Edit the data logging text starting with "Data processing: When" and going on through "nice to have.", replacing "noise" with "static" every time it appears, and give that part in full.

• EXTRACT TO READ:
= = = =
Experiments in Advanced Data Logging ( Using Python )

There are a lot of data logging instructables, so when I wanted to build a logging project of my own I looked around at a bunch. Some were good, some not so much, so I decided to take some of the better ideas and make my own application. This resulted in a project both more advanced and more complicated than I had at first expected. One part of it became a series of experiments in processing sensor data. This instructable lets you try out the same or similar experiments.

( You can view all the code and download it at: Code at GitHub You can get into viewing, perhaps in another window, with just 2 clicks )

Typically data logging involves the following:

Data acquisition: Read some data from a sensor. Often this is just reading an analog to digital converter ( ADC ) on a device like an Arduino.
Data processing: When reading an ADC value the converters output normally need to be scaled to the right units. There may also be a need to do some adjustment to calibrate the values to correct for sensor errors.
Filtering: Data commonly contains some noise, this can be filtered so you are looking a the signal in your data, not the noise.
Data storage: The data is saved, perhaps to a text file, perhaps to the cloud. Data should survive even if the power goes off. It is easy to save too much data, we have a little trick to reduce the data storage space.
Data display: Methods to look at your data, not really data logging, but if you do not make some sort of display of the data why gather it?
Remote Access: Not necessary but nice to have.

Most instructables include some but not all of the above, or do them in a very simple way. This instructable will address 2 of the often skipped logging issues and as a bonus give you a means of graphing your data without using a cloud service. You can use the whole thing or pull out bits and pieces and remix them into a project of your own.

Step 1: Tools and Materials

This example is all in Python so it will run on, and components can be used on, pretty much any OS including Mac, PC, Linux and the Raspberry Pi.

So to use this instructable all you need is a running Python 3.6 environment, and download the attached code. After running the code I have set up, you can modify it for your own experiments. As is usual with Python you may need to add some packages/modules to get everything working. My Spyder environment comes with pretty much all the required parts in place ( see: Graph Instructable Views with Python Screen Scraping ). When you first run watch for any error messages they will let you know about any missing parts in your environment.

The next two steps will tell you how to build and run an experiment of your own, but it is probably better to wait until you run the included experiments before you try your own.

To understand the code you will need to have a bit of experience with object oriented Python, explaining that is beyond the scope of this instructable, but Google should give you any help you might need.

Note the code: ( Code at GitHub You can get into viewing, perhaps in another window, with just 2 clicks ) is now in Python 3.6, so having 3.6 would be best . Older version of code is here in links below.

Step 2: Building an Experiment

There are three programming steps ( and lines ) in building an experiment. Each experiment is a function in the LoggingSim object in the file simulate_logging.py. Lets look at experiment 1 ( just the first graph ) which we will run in the next step:

     def experiment_with_sample_rates( self ):
        print """
        Experiment with Sample Rates
        Looking at different sample rates by changing delta T
        """
        self.start_plot( plot_title = "Sample Rates - Part 1/3: Delta T = 1.0"  )
= = = =
• Data items:
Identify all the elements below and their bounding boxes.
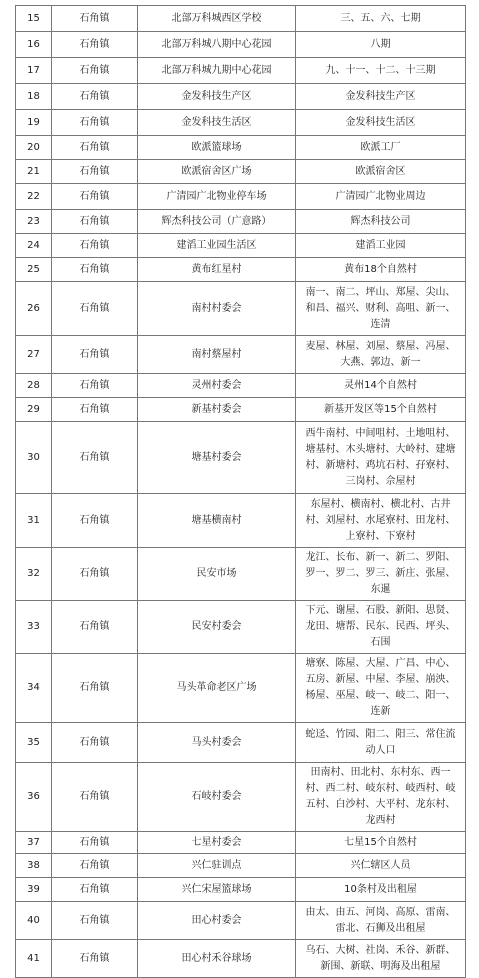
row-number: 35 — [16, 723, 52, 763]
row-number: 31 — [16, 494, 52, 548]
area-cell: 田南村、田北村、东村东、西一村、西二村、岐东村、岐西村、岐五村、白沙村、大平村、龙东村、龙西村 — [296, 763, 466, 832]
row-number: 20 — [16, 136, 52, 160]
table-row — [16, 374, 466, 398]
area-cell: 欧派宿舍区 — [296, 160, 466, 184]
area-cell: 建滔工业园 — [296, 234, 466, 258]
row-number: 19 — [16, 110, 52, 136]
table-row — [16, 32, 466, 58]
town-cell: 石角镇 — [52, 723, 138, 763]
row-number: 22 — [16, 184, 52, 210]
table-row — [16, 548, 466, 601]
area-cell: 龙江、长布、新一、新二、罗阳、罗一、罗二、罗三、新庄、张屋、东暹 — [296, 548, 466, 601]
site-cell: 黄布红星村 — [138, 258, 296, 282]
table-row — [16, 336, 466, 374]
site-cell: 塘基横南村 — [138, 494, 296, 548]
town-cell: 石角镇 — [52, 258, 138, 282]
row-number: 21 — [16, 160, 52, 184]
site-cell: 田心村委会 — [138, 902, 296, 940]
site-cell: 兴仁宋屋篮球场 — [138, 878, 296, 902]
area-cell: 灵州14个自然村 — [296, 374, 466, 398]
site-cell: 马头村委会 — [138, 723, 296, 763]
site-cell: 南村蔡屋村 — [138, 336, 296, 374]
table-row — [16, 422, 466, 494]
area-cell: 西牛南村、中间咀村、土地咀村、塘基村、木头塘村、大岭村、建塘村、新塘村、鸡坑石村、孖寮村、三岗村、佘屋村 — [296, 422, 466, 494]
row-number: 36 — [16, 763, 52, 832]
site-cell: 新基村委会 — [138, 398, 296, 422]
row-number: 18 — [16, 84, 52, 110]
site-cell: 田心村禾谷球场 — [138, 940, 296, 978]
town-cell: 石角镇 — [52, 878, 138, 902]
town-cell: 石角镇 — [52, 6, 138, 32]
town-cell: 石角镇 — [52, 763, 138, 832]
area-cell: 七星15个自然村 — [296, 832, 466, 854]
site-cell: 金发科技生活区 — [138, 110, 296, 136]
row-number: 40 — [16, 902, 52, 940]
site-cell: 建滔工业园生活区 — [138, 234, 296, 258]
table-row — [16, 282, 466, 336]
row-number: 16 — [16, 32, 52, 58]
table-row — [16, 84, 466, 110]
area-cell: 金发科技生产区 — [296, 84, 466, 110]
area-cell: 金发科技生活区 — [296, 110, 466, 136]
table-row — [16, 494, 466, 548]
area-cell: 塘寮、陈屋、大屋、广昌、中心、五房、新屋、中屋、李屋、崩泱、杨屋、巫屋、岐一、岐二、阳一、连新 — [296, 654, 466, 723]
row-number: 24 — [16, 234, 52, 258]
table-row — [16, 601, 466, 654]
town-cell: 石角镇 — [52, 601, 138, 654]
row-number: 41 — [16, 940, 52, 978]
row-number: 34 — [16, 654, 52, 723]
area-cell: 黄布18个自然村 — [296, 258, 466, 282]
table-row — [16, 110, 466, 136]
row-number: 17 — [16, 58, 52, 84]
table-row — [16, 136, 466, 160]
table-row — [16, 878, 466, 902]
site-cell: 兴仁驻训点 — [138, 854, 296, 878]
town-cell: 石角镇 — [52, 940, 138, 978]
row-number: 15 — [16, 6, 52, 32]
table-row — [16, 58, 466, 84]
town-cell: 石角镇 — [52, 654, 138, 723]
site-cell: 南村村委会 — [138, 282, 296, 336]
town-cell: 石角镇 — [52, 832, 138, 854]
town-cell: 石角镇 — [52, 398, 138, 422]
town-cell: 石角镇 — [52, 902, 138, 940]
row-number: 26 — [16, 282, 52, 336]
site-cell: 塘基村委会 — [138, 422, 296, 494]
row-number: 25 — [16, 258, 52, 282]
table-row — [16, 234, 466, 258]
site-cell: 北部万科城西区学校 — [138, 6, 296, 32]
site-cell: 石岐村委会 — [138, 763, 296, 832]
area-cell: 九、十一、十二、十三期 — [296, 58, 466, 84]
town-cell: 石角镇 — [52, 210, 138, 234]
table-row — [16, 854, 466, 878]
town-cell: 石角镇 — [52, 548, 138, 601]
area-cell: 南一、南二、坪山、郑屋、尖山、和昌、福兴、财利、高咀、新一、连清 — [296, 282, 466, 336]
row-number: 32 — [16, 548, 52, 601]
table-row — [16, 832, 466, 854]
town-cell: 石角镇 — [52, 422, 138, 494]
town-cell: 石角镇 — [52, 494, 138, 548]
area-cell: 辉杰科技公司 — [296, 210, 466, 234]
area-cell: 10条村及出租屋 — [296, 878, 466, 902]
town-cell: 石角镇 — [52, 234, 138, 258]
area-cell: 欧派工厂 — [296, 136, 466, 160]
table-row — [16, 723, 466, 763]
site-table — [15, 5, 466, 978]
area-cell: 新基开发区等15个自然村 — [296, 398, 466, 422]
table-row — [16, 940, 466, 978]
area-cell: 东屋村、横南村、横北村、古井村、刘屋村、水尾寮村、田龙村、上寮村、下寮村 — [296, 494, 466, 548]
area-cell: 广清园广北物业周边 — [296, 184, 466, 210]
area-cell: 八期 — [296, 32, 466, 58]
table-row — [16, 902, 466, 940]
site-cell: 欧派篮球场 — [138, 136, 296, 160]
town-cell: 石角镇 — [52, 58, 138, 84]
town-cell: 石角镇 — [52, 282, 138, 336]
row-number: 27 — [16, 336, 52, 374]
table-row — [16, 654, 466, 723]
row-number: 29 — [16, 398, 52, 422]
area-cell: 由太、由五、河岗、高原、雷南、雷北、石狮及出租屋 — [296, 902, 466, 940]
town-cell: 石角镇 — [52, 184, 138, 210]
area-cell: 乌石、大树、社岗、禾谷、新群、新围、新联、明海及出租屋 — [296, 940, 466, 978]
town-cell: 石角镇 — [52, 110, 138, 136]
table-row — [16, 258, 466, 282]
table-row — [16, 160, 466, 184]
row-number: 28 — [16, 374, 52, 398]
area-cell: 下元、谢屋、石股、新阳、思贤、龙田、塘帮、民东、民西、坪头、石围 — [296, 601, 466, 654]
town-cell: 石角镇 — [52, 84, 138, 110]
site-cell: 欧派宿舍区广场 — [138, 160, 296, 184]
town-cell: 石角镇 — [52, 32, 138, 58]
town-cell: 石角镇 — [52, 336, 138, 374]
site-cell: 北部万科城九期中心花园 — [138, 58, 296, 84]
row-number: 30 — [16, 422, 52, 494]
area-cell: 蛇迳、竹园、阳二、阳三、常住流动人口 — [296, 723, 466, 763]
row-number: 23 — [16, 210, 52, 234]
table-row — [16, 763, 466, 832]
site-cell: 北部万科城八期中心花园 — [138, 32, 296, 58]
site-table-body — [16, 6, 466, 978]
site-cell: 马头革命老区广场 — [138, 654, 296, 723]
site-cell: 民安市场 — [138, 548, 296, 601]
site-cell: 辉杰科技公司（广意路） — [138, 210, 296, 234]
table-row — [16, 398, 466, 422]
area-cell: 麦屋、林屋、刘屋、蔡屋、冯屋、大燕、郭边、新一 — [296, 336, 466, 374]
= = = =
• RESPONSE FOR THIS EXERCISE:
Data processing: When reading an ADC value the converters output normally need to be scaled to the right units. There may also be a need to do some adjustment to calibrate the values to correct for sensor errors.
Filtering: Data commonly contains some static, this can be filtered so you are looking a the signal in your data, not the static.
Data storage: The data is saved, perhaps to a text file, perhaps to the cloud. Data should survive even if the power goes off. It is easy to save too much data, we have a little trick to reduce the data storage space.
Data display: Methods to look at your data, not really data logging, but if you do not make some sort of display of the data why gather it?
Remote Access: Not necessary but nice to have.